» **Dataset records**
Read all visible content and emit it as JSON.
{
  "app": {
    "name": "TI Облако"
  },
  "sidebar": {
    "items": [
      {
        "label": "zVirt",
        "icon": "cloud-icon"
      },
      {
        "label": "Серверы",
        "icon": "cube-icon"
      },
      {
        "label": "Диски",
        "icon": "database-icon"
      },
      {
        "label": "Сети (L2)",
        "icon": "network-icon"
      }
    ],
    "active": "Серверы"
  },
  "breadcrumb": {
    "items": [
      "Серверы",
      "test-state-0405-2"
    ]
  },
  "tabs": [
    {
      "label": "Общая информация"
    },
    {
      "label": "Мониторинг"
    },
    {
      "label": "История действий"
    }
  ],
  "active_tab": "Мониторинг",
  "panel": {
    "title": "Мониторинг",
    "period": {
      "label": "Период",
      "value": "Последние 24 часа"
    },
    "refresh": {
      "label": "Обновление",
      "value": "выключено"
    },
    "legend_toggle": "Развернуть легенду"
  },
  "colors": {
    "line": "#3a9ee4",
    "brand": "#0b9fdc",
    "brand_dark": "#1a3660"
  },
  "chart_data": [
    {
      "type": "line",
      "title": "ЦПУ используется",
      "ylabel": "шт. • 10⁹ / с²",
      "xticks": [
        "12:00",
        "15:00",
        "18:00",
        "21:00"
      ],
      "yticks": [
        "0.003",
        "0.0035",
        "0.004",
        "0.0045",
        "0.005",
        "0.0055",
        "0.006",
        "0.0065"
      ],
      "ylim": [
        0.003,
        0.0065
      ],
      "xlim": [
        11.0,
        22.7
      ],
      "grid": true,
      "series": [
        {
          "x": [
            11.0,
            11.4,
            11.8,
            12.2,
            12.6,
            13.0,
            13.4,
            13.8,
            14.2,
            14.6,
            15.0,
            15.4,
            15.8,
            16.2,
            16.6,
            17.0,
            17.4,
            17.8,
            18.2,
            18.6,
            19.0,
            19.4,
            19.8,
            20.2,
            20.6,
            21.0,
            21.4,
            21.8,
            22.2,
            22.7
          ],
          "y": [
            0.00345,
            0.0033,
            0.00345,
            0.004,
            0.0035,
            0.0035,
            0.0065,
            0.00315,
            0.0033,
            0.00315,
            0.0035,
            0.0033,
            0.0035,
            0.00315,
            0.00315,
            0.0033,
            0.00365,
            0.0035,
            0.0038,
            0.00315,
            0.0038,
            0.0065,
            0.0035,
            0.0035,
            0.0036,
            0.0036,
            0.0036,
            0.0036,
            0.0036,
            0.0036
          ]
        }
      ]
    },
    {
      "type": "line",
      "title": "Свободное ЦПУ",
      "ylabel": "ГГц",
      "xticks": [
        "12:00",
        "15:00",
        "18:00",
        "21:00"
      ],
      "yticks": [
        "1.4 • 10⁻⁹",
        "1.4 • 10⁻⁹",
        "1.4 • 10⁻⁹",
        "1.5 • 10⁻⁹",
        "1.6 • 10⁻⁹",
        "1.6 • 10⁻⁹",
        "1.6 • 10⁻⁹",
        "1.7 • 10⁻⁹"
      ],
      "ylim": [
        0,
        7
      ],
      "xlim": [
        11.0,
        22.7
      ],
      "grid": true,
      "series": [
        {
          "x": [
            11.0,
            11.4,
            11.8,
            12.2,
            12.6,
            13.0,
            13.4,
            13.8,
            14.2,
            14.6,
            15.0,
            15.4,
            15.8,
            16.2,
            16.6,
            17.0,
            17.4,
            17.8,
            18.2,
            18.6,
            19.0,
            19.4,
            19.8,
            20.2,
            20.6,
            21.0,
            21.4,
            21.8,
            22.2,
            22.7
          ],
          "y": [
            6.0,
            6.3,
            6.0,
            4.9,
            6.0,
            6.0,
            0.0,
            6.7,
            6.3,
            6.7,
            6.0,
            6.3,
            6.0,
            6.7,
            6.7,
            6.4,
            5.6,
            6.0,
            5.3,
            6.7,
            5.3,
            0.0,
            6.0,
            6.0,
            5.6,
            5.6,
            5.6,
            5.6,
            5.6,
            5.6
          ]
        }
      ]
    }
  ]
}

» **Task instructions**
Extract from the data every line where "Серверы" shows up.

» **Output**
        "label": "Серверы",
    "active": "Серверы"
      "Серверы",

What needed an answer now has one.